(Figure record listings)
══════════════════════════════
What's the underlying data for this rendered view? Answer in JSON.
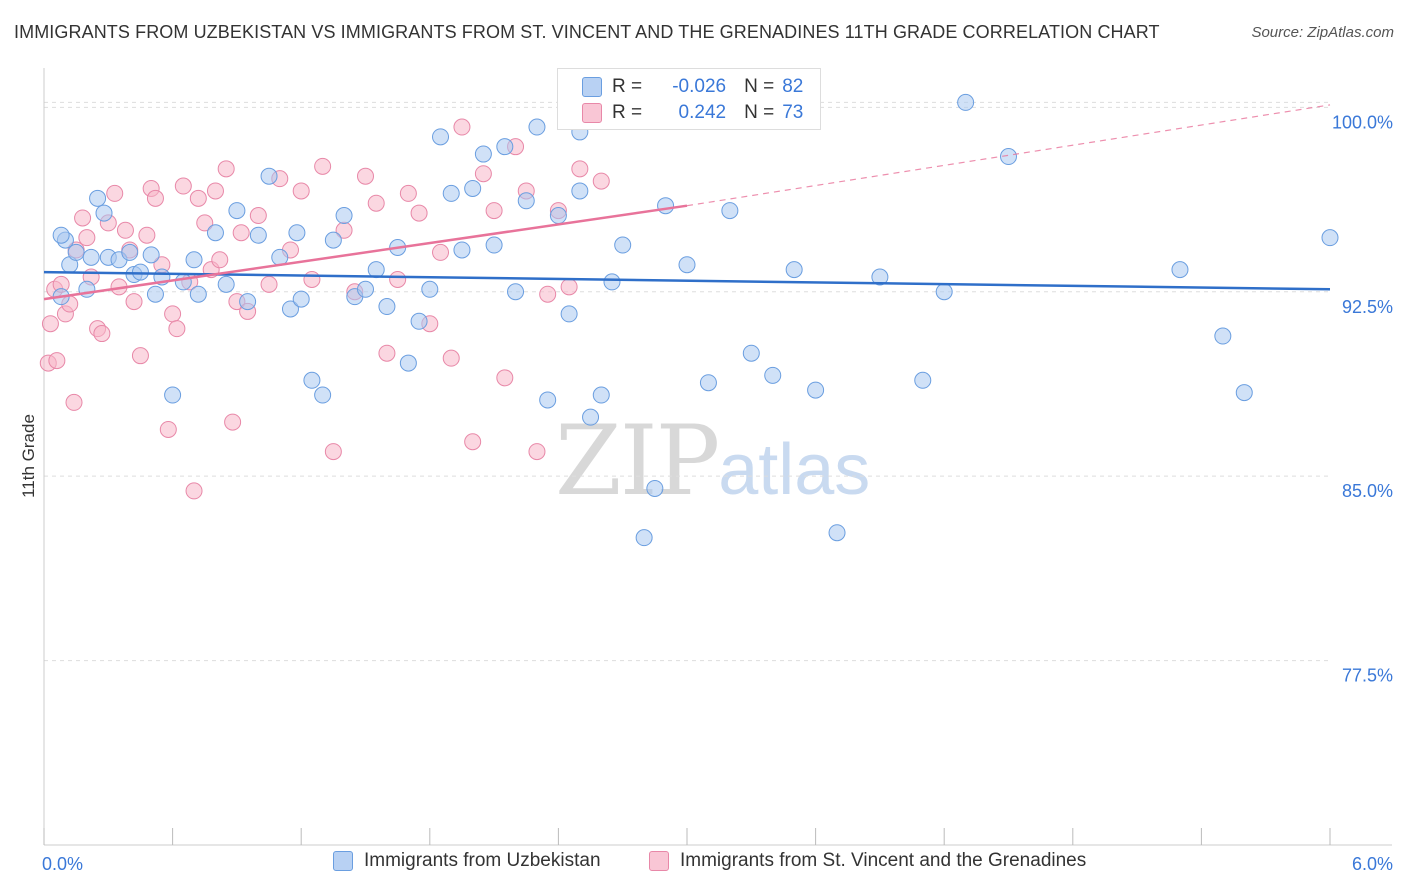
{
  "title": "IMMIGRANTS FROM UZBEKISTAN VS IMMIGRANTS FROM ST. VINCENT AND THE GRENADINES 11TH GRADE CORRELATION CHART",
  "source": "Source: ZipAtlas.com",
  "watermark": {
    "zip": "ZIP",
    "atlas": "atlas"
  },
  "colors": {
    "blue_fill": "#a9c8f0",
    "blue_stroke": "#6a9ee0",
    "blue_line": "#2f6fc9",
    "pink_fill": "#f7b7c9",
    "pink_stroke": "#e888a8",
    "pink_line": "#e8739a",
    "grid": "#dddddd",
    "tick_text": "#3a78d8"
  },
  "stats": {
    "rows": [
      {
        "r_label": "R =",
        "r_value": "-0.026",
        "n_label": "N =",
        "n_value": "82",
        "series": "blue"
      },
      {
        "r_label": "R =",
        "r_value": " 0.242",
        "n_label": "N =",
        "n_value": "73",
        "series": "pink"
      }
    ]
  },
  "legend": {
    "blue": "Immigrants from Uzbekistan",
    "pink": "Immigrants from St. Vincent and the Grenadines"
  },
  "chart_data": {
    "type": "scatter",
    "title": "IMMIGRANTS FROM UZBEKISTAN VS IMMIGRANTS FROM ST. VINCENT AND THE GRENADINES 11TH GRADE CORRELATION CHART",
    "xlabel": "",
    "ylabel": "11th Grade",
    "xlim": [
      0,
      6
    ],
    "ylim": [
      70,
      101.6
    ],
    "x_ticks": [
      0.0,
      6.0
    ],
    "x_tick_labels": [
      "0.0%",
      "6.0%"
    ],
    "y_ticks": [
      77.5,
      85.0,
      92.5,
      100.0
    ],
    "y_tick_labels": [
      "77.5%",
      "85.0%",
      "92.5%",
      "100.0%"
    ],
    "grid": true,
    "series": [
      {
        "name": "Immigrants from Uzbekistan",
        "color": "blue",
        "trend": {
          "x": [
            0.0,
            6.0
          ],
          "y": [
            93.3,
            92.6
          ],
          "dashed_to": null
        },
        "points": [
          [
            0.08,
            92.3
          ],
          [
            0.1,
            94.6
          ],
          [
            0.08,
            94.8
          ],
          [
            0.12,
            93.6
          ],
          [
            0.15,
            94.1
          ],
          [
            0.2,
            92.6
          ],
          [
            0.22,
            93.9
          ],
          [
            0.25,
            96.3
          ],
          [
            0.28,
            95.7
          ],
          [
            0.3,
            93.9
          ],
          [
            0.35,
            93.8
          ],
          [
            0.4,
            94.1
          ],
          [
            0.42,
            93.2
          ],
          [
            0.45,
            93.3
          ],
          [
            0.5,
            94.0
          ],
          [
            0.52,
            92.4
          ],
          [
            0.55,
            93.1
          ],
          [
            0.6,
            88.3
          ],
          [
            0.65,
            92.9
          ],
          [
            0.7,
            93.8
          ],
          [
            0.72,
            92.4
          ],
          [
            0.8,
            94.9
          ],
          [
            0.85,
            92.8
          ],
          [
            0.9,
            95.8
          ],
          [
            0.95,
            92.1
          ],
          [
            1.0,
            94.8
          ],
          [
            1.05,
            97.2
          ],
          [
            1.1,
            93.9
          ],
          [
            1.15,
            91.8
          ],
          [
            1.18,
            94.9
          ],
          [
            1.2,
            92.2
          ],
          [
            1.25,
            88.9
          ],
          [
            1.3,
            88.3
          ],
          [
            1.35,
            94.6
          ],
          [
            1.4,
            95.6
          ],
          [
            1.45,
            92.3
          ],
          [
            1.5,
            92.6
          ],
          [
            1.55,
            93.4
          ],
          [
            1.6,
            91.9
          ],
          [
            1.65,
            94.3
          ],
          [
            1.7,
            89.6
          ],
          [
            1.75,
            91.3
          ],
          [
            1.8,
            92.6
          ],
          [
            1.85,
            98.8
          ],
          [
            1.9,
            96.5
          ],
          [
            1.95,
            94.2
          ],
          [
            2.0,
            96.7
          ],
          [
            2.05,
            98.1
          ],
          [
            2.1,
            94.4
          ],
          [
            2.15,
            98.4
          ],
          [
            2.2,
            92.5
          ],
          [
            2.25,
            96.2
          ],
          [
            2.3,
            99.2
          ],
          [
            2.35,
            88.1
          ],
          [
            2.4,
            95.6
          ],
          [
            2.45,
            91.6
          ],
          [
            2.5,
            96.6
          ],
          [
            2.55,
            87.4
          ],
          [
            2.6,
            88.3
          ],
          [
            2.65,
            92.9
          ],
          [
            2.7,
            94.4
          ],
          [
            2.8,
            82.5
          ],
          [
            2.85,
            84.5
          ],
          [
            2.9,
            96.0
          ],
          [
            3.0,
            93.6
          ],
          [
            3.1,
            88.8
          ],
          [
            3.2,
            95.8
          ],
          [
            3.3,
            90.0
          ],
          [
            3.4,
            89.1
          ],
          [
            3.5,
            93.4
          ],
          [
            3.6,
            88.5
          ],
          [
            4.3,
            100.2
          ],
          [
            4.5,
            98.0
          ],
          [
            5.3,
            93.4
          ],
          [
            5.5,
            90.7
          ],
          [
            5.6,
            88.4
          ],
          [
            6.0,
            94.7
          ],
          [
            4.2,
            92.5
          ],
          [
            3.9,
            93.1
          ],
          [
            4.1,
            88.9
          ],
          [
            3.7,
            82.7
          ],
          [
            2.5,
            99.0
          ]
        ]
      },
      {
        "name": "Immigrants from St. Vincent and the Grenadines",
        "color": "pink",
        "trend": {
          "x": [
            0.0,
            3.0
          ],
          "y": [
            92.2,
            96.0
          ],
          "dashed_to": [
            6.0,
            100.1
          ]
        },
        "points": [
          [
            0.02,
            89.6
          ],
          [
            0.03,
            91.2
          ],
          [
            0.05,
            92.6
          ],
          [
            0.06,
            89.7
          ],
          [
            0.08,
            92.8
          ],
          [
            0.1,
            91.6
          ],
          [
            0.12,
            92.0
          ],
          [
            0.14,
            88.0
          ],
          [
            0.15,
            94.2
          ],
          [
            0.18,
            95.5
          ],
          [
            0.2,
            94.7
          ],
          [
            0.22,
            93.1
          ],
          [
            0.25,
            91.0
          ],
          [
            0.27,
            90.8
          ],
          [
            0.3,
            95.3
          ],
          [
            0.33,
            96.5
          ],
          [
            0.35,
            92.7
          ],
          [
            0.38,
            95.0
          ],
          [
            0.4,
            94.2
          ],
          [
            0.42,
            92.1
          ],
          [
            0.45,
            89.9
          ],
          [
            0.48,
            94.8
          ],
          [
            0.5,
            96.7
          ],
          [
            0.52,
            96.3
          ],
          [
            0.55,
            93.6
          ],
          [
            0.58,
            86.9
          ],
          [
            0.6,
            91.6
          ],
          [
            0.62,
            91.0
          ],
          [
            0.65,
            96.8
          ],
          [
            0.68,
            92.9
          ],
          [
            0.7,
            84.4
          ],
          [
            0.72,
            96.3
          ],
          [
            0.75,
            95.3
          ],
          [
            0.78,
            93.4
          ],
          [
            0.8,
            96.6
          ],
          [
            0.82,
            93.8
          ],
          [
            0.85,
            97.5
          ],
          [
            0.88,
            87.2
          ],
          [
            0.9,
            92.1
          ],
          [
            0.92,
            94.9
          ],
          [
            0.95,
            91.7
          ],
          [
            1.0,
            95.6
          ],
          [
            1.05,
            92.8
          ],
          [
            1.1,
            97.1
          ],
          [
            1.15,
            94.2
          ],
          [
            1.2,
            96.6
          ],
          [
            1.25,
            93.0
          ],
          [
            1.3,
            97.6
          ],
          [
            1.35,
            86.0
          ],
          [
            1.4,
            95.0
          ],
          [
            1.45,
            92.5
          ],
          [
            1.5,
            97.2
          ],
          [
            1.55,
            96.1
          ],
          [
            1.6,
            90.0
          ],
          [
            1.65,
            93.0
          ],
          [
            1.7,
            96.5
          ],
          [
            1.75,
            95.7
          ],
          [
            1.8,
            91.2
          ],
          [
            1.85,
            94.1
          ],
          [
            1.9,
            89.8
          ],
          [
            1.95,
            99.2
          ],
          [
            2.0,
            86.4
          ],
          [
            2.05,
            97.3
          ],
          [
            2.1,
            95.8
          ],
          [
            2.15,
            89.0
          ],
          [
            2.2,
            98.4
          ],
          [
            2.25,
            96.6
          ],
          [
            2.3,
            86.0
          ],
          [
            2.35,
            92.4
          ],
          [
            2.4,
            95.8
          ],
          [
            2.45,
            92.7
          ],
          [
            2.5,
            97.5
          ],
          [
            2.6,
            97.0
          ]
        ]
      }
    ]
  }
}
══════════════════════════════
GOAL: Copy out each line of the material that holds the word "title".

EXPECTED OUTPUT:
  "title": "IMMIGRANTS FROM UZBEKISTAN VS IMMIGRANTS FROM ST. VINCENT AND THE GRENADINES 11TH GRADE CORRELATION CHART",
    "title": "IMMIGRANTS FROM UZBEKISTAN VS IMMIGRANTS FROM ST. VINCENT AND THE GRENADINES 11TH GRADE CORRELATION CHART",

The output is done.